======== RECORDS FOR PROCESSING
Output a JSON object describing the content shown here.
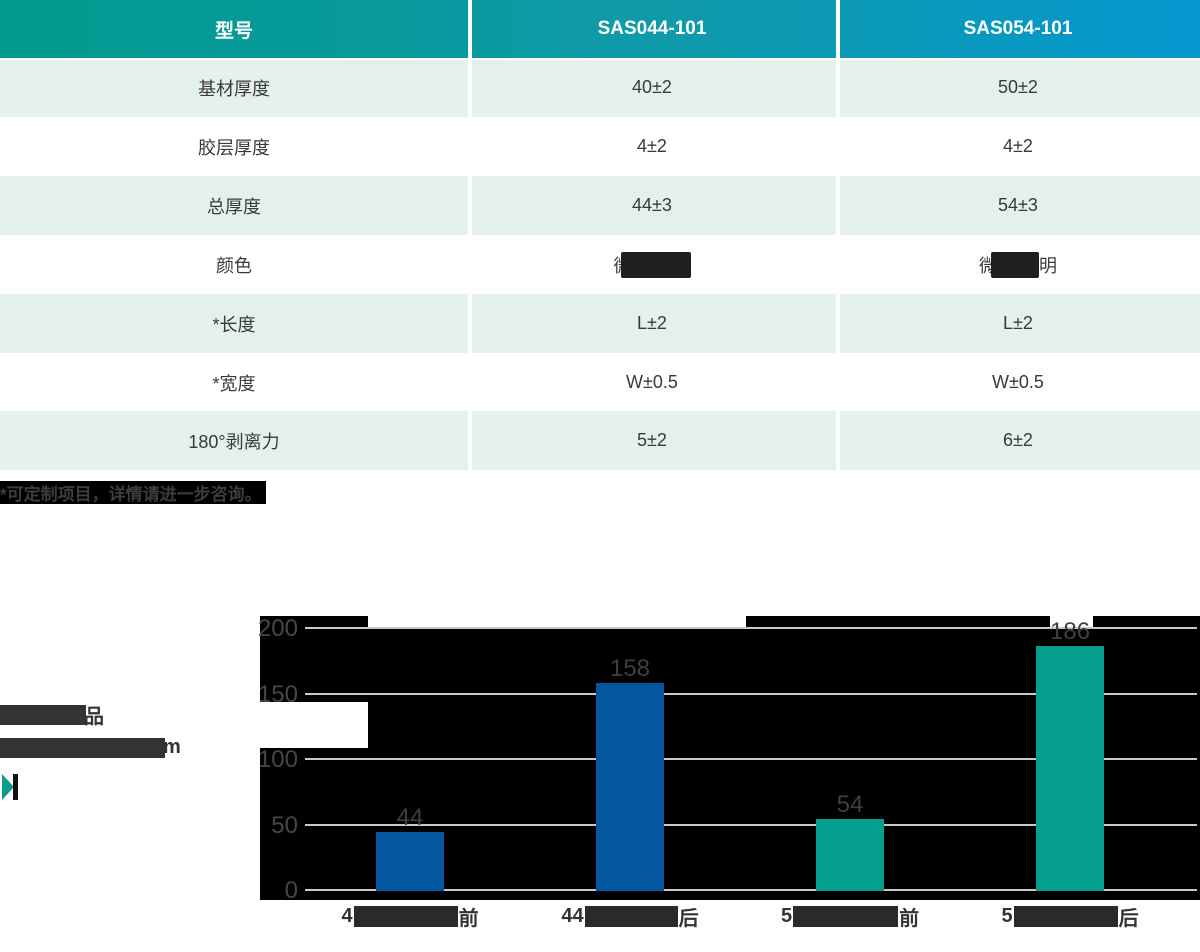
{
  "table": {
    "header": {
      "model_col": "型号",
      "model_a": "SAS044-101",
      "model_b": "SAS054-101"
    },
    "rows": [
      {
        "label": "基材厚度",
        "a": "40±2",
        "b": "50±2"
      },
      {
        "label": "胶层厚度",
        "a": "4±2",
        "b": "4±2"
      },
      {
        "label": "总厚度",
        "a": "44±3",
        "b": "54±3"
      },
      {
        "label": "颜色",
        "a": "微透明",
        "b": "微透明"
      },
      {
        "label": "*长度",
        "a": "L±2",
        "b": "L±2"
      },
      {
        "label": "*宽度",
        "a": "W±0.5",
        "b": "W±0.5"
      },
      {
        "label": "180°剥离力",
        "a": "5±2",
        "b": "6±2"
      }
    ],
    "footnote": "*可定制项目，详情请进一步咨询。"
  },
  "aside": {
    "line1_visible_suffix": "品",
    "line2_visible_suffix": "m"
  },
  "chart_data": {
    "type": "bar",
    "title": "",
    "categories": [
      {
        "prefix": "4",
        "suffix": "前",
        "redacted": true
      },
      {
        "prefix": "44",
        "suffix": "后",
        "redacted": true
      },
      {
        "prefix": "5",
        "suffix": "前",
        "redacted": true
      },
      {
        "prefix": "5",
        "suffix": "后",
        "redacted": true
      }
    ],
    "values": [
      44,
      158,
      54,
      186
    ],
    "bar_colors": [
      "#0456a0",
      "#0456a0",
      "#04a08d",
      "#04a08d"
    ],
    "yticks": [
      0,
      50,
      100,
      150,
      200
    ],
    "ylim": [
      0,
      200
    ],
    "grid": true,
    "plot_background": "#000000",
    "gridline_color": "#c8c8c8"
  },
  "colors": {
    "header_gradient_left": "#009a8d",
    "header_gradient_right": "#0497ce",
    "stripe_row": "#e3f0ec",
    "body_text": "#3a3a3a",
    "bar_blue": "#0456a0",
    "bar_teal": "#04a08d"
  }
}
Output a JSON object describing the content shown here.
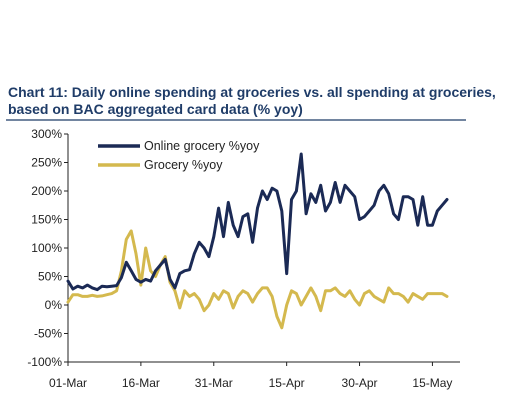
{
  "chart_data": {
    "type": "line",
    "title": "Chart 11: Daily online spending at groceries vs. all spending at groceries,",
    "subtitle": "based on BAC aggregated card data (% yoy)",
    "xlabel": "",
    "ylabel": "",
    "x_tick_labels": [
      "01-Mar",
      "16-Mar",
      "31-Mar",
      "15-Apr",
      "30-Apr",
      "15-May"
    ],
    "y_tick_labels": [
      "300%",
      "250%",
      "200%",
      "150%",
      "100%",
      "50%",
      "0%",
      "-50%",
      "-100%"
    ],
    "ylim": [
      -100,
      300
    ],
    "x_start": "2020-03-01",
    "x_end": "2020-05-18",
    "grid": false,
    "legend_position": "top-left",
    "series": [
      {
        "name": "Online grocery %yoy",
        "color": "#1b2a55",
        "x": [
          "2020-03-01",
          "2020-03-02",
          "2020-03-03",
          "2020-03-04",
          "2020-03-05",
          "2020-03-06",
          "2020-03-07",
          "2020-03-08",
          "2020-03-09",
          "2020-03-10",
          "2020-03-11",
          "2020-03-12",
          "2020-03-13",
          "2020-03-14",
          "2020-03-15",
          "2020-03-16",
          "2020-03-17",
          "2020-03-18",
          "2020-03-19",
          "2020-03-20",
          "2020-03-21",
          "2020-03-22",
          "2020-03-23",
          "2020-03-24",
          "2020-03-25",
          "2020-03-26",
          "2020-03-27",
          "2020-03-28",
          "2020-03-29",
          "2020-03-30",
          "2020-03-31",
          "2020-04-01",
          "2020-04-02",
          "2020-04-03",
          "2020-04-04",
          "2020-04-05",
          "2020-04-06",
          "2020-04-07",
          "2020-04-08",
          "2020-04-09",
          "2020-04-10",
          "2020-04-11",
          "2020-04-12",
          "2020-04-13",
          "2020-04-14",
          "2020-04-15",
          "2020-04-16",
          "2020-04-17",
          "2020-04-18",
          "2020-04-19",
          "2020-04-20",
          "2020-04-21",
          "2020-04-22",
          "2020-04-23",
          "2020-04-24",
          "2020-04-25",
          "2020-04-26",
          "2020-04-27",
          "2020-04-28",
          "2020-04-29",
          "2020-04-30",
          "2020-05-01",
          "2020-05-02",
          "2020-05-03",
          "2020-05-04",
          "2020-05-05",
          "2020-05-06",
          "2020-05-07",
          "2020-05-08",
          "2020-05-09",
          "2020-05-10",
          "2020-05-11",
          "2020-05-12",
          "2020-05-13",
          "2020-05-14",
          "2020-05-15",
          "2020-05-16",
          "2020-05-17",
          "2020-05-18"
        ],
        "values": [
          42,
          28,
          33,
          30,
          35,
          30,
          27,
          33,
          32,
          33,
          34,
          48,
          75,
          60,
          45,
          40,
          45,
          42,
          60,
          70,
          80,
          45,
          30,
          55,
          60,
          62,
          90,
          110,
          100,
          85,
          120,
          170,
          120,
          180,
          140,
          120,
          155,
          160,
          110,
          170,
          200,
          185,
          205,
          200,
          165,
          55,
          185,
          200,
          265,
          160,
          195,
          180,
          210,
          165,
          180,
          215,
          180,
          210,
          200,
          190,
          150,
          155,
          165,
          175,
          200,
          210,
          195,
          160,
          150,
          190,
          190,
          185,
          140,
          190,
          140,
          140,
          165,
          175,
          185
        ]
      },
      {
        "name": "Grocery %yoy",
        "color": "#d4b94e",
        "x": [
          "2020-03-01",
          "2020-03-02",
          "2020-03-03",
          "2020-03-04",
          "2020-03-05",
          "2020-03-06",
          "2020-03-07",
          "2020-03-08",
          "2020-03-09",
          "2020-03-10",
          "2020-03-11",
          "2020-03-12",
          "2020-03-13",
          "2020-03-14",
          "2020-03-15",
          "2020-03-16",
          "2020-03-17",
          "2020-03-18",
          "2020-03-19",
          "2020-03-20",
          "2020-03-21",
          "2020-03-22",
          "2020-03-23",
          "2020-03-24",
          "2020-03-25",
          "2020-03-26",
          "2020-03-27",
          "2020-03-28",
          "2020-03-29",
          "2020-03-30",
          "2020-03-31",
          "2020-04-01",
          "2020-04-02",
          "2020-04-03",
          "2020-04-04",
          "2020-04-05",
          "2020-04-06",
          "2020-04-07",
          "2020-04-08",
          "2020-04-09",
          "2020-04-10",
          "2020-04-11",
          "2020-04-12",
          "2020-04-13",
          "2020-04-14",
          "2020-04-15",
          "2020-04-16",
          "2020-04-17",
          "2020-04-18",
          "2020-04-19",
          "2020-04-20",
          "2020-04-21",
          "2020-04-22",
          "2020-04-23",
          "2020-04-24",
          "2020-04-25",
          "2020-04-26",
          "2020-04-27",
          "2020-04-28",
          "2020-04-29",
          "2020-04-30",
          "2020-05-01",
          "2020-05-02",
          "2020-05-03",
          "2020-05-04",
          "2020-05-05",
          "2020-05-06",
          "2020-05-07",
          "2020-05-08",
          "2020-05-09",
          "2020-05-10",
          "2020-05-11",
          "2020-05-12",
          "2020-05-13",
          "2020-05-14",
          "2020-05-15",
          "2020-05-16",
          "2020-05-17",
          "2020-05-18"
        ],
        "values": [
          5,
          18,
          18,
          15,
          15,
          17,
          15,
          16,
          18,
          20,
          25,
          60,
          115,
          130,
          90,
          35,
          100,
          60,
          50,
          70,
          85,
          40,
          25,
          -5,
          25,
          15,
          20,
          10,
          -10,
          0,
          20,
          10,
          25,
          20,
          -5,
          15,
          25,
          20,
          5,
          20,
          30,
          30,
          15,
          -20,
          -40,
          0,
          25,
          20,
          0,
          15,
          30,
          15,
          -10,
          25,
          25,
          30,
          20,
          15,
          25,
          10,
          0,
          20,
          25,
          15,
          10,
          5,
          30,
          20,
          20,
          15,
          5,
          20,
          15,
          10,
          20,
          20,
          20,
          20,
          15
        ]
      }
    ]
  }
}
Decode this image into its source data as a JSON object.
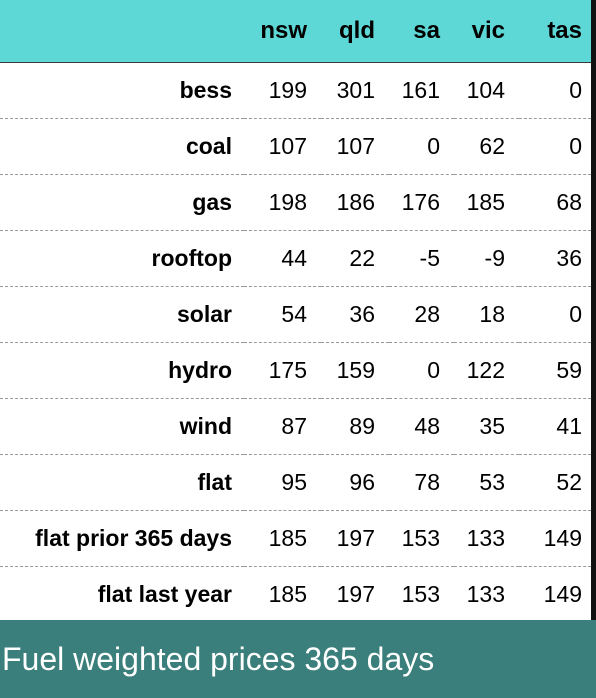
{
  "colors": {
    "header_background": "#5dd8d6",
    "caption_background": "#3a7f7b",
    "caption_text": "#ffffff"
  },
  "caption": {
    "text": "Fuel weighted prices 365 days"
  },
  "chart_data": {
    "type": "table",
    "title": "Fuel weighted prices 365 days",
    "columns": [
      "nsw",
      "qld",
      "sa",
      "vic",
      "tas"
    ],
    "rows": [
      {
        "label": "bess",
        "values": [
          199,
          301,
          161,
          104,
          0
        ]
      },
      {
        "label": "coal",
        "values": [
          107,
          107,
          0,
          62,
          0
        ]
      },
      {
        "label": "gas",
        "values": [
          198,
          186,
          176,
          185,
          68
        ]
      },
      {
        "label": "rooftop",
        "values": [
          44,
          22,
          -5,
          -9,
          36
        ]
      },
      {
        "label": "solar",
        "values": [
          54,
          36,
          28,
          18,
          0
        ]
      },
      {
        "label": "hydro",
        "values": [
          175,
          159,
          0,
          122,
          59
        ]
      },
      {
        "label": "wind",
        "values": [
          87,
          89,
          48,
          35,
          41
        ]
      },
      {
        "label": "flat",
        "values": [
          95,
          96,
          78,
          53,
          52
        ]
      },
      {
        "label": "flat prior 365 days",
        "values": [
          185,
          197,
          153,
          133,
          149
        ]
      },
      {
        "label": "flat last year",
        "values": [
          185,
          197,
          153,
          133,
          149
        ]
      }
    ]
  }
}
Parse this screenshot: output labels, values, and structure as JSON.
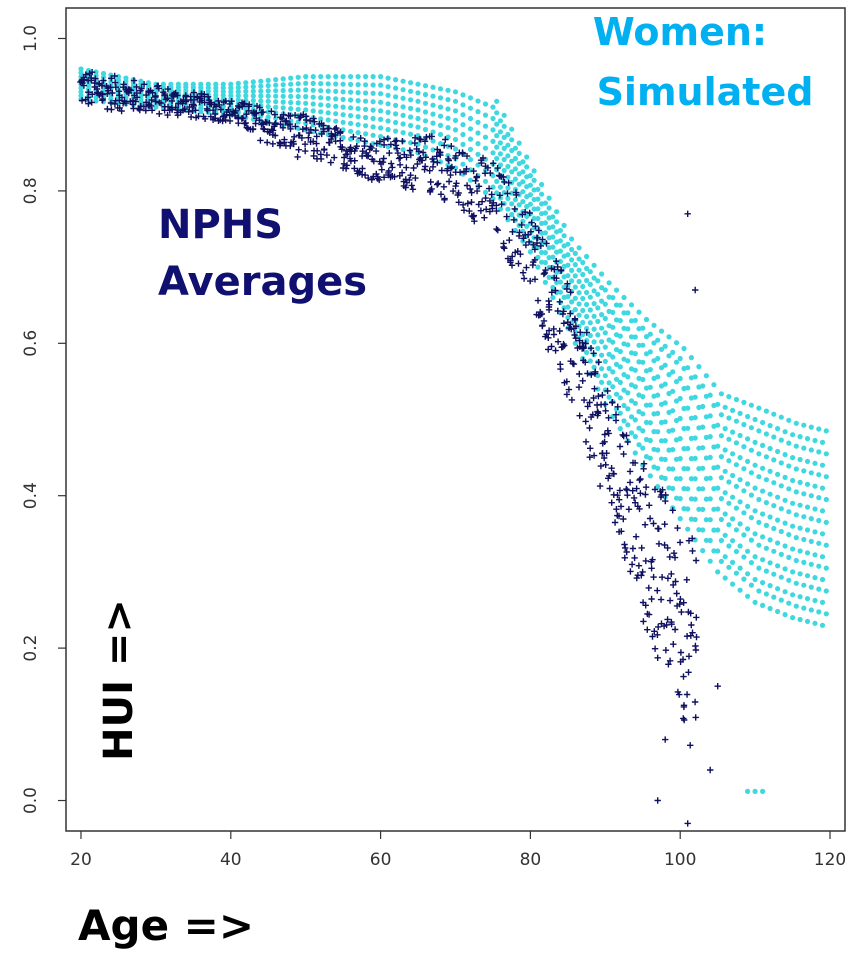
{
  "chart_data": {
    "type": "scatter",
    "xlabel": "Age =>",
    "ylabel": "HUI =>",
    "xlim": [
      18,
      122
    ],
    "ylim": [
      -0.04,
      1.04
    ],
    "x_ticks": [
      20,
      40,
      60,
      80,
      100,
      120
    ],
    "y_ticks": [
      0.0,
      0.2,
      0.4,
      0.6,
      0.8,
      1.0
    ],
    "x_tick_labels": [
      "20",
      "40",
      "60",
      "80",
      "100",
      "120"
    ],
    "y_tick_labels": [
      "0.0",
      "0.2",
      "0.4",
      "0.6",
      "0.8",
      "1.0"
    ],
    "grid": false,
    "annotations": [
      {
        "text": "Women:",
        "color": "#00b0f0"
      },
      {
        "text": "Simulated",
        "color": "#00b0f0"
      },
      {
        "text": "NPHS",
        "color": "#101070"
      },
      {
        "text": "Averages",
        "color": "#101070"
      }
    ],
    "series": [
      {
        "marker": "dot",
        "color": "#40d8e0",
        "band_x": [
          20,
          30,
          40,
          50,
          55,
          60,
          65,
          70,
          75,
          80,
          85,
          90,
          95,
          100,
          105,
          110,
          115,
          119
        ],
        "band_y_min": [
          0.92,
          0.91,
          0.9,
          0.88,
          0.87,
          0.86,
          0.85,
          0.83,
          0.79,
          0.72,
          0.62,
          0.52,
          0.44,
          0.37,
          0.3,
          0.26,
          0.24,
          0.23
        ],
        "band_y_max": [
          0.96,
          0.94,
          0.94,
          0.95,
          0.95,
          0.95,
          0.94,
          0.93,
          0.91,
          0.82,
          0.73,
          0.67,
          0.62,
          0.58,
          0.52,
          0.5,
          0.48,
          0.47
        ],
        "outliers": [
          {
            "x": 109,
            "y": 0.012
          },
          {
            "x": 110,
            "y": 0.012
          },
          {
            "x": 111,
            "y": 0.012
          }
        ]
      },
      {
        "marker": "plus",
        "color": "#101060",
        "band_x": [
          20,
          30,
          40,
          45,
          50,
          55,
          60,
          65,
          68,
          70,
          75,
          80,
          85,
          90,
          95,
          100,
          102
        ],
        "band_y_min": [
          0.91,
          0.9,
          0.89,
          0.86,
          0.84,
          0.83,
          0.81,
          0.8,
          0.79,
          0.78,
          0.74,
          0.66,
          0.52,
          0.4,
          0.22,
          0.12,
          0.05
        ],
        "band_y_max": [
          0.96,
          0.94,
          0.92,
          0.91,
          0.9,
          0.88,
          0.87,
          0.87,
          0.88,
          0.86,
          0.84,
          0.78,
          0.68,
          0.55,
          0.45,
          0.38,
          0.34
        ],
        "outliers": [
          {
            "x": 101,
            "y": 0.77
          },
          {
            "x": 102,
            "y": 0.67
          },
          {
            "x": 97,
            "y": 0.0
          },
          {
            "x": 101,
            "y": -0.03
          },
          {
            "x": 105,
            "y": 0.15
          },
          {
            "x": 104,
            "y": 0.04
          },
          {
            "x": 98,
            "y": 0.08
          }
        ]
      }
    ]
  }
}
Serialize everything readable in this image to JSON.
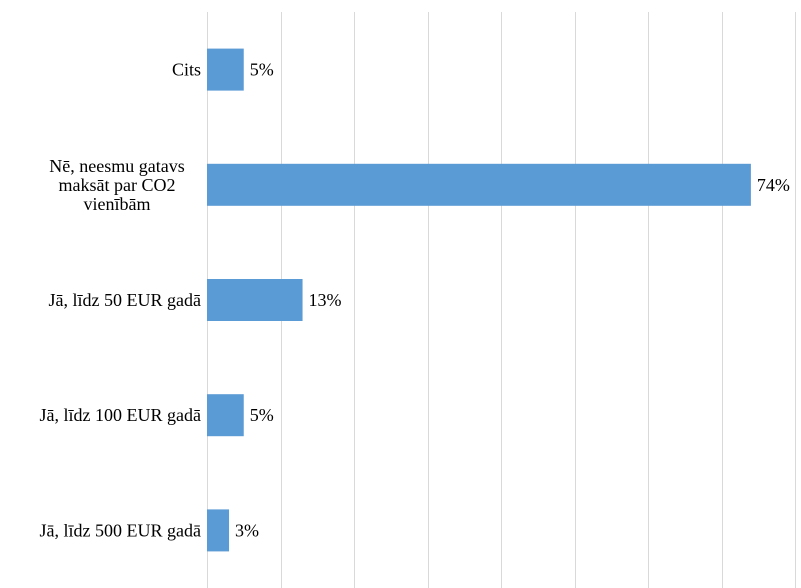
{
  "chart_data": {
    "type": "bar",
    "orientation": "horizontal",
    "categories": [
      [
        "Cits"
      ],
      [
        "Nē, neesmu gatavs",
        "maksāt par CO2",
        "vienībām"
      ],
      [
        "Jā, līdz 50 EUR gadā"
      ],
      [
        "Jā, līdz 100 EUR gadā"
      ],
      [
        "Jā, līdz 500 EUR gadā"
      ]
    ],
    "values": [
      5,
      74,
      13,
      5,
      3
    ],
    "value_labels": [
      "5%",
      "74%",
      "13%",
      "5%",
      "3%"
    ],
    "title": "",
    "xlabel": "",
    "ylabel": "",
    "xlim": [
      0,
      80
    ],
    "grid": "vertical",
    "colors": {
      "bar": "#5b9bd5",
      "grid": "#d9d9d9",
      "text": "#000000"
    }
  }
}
================
→ INSTRUCTION
Write out the lines of the listing from the one that holds "Serialize everything readable" to the very last line, both included, exactly as they appear and without any pictures.

→ ANSWER TO THIS TASK
Serialize everything readable in this image to JSON.
{
  "chart_data": {
    "type": "bar",
    "orientation": "horizontal",
    "categories": [
      [
        "Cits"
      ],
      [
        "Nē, neesmu gatavs",
        "maksāt par CO2",
        "vienībām"
      ],
      [
        "Jā, līdz 50 EUR gadā"
      ],
      [
        "Jā, līdz 100 EUR gadā"
      ],
      [
        "Jā, līdz 500 EUR gadā"
      ]
    ],
    "values": [
      5,
      74,
      13,
      5,
      3
    ],
    "value_labels": [
      "5%",
      "74%",
      "13%",
      "5%",
      "3%"
    ],
    "title": "",
    "xlabel": "",
    "ylabel": "",
    "xlim": [
      0,
      80
    ],
    "grid": "vertical",
    "colors": {
      "bar": "#5b9bd5",
      "grid": "#d9d9d9",
      "text": "#000000"
    }
  }
}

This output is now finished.